[TASK GOAL]
Check each line of the records below and collect those that include the word "cases".

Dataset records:
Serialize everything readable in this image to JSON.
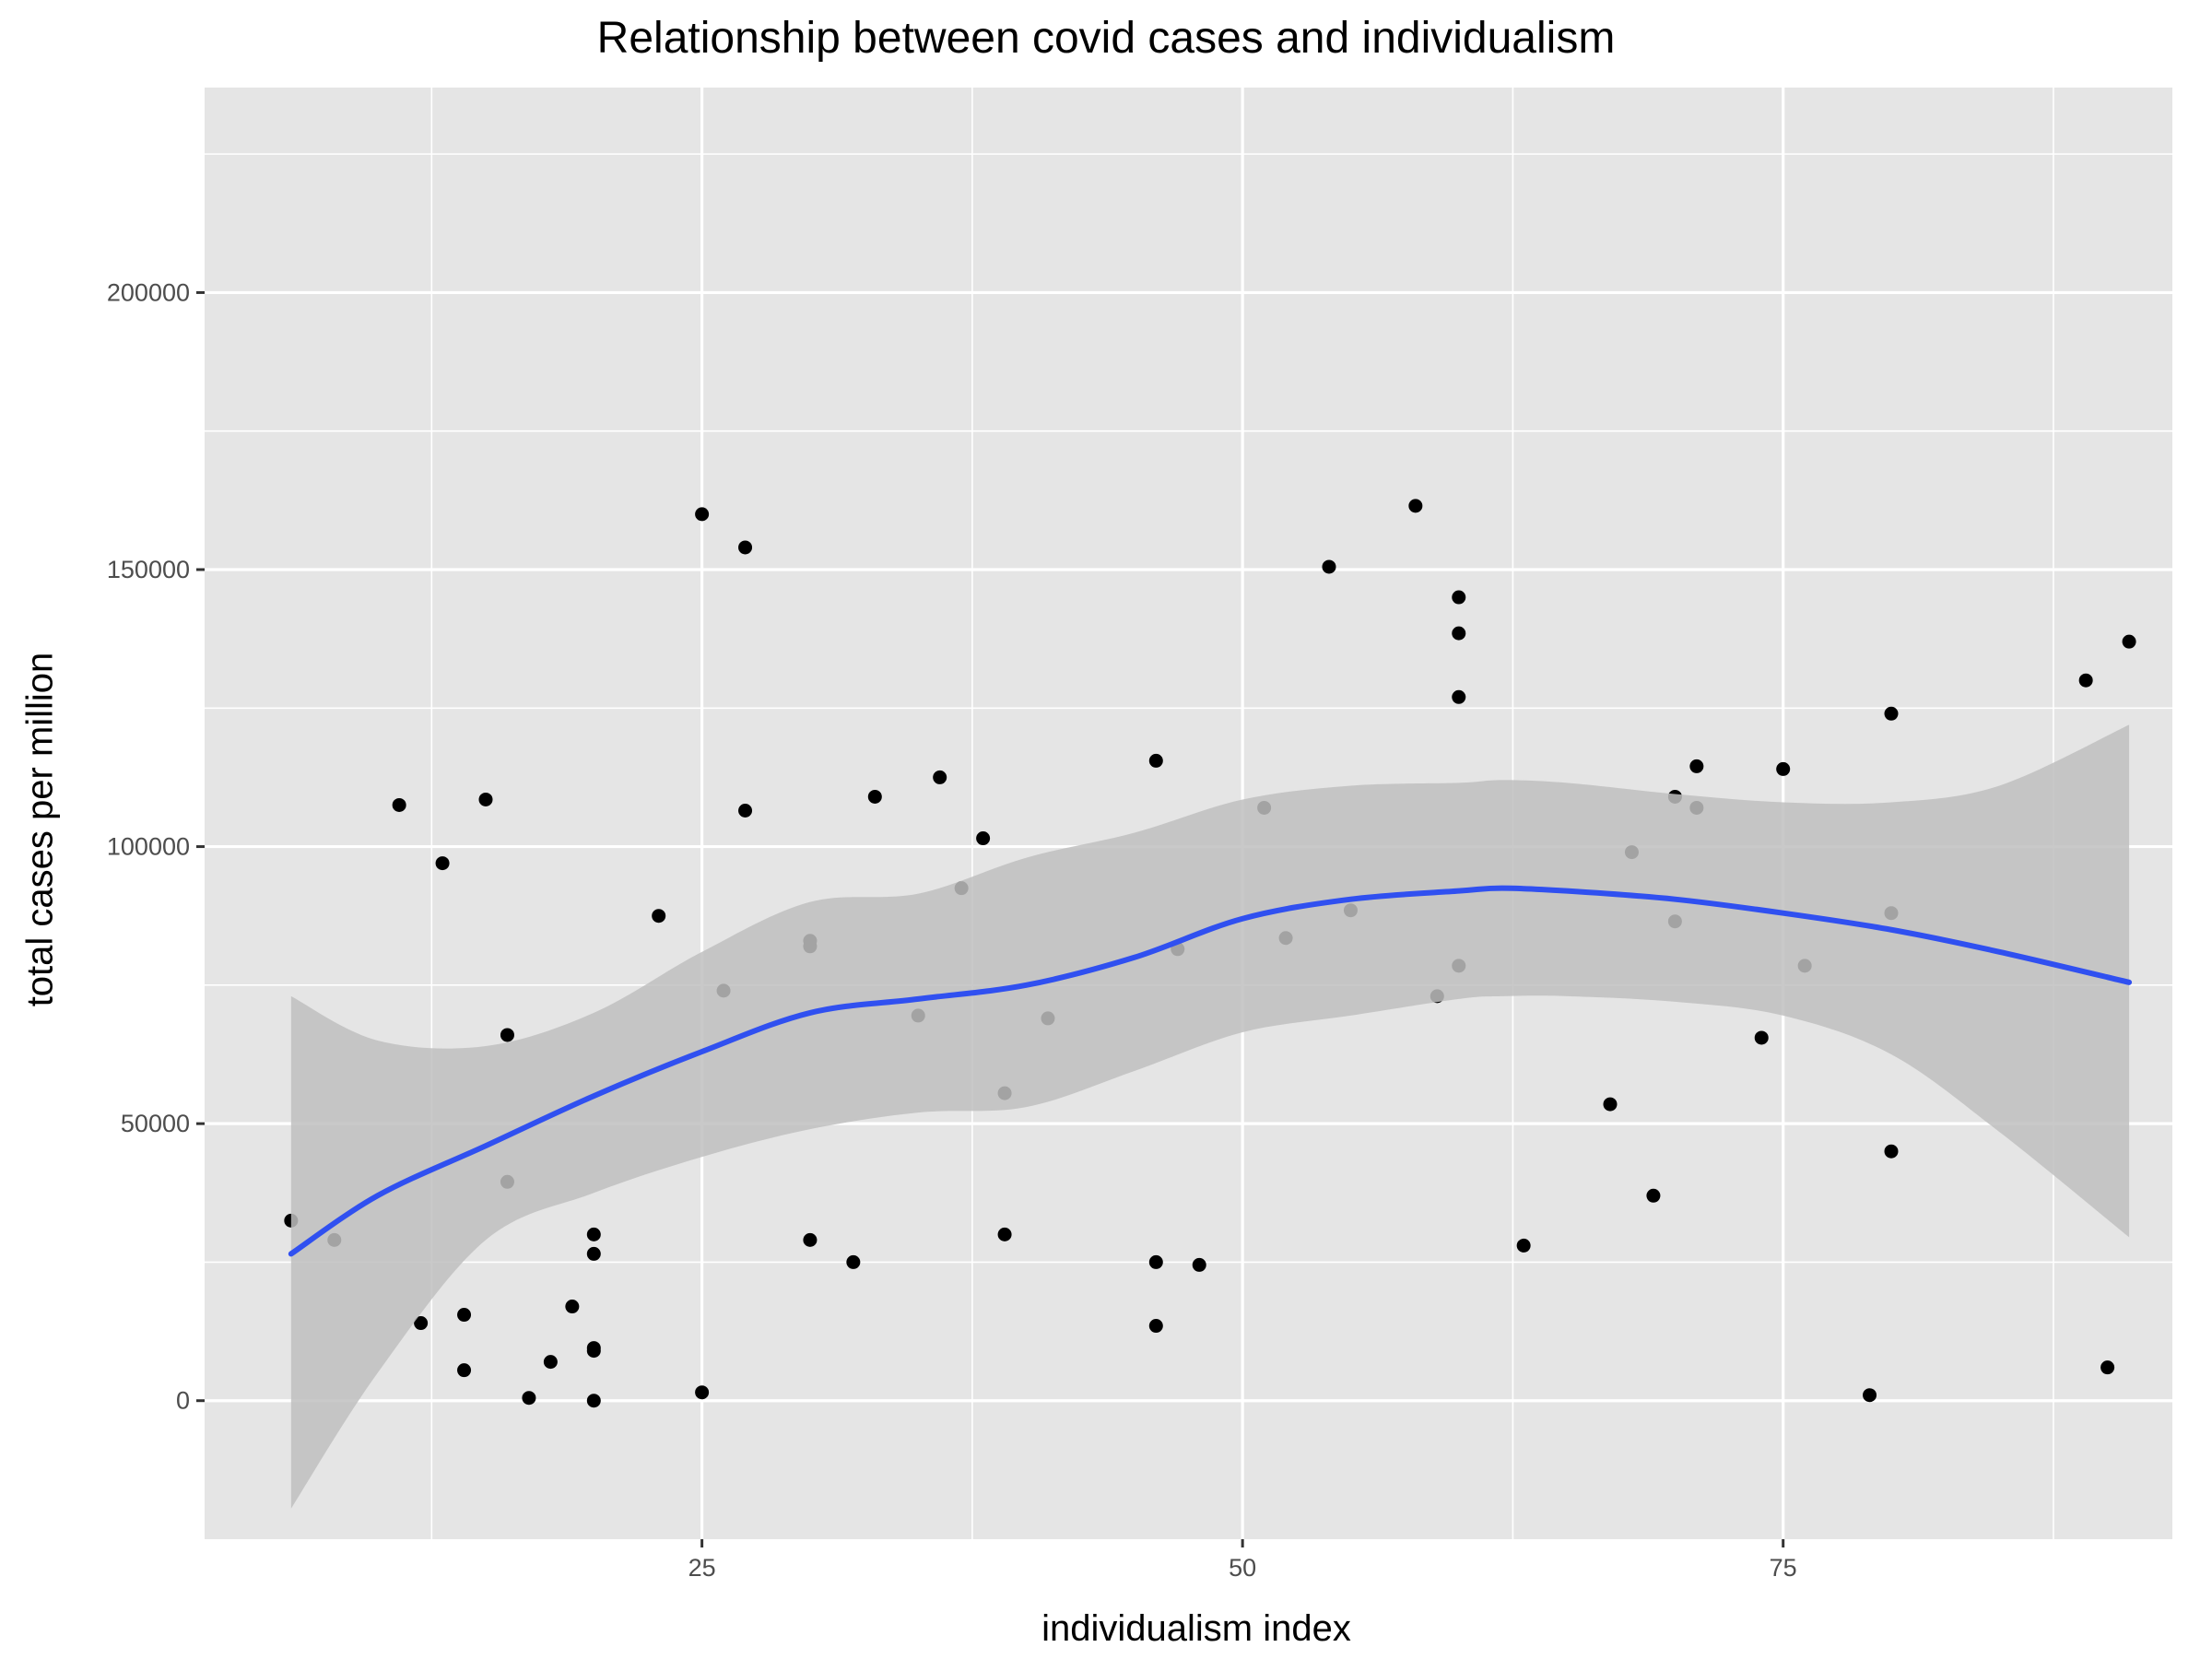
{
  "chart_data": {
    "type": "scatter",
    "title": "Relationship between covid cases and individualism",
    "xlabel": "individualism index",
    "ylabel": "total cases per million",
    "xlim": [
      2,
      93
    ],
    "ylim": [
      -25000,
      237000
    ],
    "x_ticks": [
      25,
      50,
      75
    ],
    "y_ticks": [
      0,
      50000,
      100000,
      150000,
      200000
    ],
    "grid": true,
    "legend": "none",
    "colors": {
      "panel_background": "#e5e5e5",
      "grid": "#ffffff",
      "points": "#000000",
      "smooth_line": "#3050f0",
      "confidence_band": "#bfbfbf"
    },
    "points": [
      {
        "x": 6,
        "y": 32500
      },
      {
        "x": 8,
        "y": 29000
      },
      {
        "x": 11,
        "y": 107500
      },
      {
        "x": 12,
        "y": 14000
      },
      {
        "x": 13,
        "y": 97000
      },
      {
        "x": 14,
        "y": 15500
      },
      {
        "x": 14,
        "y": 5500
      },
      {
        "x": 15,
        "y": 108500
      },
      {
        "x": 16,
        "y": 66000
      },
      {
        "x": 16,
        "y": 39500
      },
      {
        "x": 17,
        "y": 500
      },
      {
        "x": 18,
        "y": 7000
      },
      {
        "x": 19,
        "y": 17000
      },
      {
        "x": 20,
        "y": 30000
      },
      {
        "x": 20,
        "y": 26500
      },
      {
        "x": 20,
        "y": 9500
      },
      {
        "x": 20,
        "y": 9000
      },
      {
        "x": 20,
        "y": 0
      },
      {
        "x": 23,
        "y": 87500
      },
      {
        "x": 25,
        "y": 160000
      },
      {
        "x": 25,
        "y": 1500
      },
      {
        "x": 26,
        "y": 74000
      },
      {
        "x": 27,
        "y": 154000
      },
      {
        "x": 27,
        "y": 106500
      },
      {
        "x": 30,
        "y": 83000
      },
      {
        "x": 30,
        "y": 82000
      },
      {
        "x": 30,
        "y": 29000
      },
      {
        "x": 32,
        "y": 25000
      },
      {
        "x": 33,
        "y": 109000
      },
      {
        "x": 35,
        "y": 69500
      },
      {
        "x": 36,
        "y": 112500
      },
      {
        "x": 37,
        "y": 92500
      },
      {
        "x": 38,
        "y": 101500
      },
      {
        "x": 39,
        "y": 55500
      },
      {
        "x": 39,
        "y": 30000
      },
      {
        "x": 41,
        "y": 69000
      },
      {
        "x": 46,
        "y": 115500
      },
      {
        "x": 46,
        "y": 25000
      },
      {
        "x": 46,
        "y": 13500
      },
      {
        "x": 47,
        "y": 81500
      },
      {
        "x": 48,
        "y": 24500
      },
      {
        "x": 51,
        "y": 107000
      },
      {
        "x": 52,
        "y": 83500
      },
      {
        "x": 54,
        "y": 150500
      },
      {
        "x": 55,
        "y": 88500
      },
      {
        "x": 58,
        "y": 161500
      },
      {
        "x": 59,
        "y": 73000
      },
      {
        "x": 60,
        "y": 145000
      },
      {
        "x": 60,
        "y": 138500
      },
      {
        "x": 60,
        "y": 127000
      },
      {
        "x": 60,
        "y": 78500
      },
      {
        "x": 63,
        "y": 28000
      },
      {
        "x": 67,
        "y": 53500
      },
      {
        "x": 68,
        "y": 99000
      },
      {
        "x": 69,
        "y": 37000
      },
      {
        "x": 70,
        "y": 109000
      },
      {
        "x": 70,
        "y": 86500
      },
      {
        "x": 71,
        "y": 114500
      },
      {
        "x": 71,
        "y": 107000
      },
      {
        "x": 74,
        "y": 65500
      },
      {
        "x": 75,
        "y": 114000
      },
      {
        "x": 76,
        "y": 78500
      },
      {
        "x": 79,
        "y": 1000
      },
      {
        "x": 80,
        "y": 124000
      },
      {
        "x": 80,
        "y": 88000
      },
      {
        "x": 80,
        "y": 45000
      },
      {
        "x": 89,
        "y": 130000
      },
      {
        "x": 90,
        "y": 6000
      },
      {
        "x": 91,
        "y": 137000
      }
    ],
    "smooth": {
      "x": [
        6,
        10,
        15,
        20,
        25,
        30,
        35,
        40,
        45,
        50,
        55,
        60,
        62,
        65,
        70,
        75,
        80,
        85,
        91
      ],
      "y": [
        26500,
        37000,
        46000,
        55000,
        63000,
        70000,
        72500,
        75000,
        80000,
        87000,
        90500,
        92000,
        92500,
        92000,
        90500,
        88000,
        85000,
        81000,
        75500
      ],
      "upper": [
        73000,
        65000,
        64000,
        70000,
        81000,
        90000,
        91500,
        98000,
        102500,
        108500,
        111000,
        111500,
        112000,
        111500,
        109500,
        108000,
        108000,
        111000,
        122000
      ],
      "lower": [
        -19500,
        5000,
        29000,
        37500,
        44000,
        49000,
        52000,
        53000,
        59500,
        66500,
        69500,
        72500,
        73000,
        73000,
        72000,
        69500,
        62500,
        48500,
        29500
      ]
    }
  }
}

---

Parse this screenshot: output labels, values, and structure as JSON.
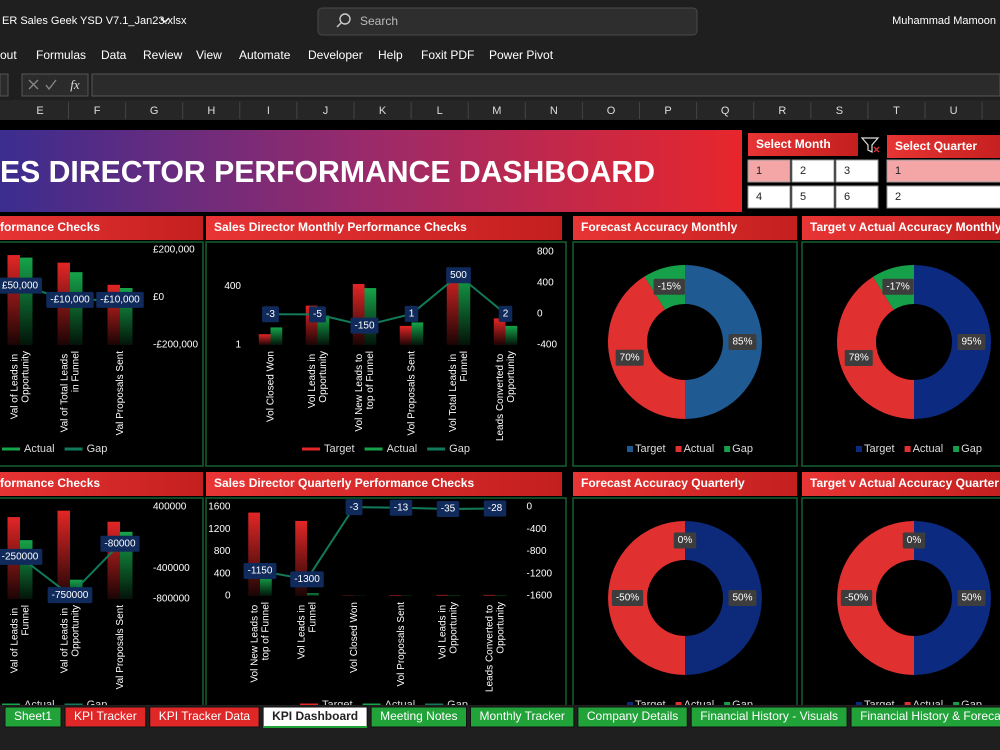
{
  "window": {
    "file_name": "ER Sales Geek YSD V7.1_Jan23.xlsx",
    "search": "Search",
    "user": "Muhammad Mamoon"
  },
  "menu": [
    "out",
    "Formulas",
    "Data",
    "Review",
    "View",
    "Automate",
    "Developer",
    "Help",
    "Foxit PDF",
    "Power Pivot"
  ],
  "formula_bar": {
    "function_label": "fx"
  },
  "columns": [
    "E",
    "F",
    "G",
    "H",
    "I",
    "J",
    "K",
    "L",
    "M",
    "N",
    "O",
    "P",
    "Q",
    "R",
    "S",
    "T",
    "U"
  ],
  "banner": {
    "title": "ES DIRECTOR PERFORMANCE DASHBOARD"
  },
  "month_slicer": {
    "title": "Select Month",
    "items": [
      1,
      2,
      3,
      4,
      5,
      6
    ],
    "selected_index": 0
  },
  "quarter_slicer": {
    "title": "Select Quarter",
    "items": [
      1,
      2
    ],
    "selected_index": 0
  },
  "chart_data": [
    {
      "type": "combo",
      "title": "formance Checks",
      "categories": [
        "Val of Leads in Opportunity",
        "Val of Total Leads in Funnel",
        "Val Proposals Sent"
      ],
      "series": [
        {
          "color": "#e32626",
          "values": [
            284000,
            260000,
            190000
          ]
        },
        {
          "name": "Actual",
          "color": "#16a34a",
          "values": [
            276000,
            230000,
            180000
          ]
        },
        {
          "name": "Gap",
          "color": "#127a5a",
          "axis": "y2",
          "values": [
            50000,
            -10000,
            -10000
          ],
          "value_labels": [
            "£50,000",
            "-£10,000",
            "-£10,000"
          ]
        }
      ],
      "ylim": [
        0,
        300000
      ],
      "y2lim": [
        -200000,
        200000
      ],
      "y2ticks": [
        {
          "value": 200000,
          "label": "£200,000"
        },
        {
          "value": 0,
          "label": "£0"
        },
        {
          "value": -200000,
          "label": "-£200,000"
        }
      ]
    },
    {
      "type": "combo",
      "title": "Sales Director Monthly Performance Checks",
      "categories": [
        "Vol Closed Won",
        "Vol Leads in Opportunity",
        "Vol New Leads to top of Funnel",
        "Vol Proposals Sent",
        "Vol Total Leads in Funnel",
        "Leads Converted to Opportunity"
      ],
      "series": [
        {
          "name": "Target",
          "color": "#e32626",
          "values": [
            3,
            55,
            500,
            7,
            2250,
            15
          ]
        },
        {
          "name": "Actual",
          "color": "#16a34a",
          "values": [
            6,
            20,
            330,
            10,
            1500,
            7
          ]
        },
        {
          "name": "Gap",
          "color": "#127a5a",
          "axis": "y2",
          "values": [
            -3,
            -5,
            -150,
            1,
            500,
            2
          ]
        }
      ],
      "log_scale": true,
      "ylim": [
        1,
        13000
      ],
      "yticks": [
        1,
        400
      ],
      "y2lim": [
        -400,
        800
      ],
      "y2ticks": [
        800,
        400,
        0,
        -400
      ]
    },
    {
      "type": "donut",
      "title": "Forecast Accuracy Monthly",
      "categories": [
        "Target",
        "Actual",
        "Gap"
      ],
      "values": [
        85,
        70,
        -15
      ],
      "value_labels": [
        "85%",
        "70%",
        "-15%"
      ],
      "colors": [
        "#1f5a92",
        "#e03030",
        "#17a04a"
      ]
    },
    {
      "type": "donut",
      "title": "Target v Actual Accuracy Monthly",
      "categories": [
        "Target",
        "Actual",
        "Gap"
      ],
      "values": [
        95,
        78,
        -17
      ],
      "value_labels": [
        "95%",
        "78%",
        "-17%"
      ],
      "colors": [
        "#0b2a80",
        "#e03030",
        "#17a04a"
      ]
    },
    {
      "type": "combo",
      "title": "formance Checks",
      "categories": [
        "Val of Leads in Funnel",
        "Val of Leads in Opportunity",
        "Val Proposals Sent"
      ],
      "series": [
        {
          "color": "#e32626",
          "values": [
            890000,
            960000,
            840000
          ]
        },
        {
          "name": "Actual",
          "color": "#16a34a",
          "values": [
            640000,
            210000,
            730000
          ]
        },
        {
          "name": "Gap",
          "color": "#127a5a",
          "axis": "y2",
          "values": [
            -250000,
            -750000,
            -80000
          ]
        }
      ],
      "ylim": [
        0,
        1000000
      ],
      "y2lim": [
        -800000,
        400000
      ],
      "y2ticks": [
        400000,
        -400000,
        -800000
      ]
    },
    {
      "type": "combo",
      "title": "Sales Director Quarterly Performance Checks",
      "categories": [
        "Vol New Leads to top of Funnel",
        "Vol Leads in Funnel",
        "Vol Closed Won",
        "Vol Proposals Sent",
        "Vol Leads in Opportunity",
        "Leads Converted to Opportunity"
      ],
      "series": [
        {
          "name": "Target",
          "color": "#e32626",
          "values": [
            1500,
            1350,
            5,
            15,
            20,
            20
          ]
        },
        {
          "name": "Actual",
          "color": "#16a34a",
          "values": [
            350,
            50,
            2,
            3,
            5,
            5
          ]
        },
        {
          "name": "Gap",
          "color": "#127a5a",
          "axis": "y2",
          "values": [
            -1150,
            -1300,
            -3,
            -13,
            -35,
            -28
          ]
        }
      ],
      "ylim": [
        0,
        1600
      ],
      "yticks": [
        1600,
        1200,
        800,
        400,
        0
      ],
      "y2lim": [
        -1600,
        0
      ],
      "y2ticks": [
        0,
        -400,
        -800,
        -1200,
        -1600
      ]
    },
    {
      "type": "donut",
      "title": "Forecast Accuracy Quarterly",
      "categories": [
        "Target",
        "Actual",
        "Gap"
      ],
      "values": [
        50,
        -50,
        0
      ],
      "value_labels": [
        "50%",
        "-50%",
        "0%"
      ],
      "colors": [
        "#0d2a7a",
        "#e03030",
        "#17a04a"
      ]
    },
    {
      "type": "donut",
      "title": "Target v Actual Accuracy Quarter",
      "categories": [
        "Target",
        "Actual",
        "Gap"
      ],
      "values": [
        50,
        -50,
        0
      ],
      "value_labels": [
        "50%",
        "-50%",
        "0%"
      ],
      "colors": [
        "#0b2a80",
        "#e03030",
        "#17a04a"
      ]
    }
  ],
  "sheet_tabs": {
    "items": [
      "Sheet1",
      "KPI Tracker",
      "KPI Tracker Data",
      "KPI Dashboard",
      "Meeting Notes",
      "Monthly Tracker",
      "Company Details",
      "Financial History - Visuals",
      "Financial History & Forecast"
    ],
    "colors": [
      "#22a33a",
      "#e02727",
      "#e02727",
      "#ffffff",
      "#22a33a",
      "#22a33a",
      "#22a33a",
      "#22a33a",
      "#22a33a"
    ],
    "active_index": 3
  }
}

[THE REPLY]
    "title": "Relationship between covid cases and individualism",
    "ylabel": "total cases per million",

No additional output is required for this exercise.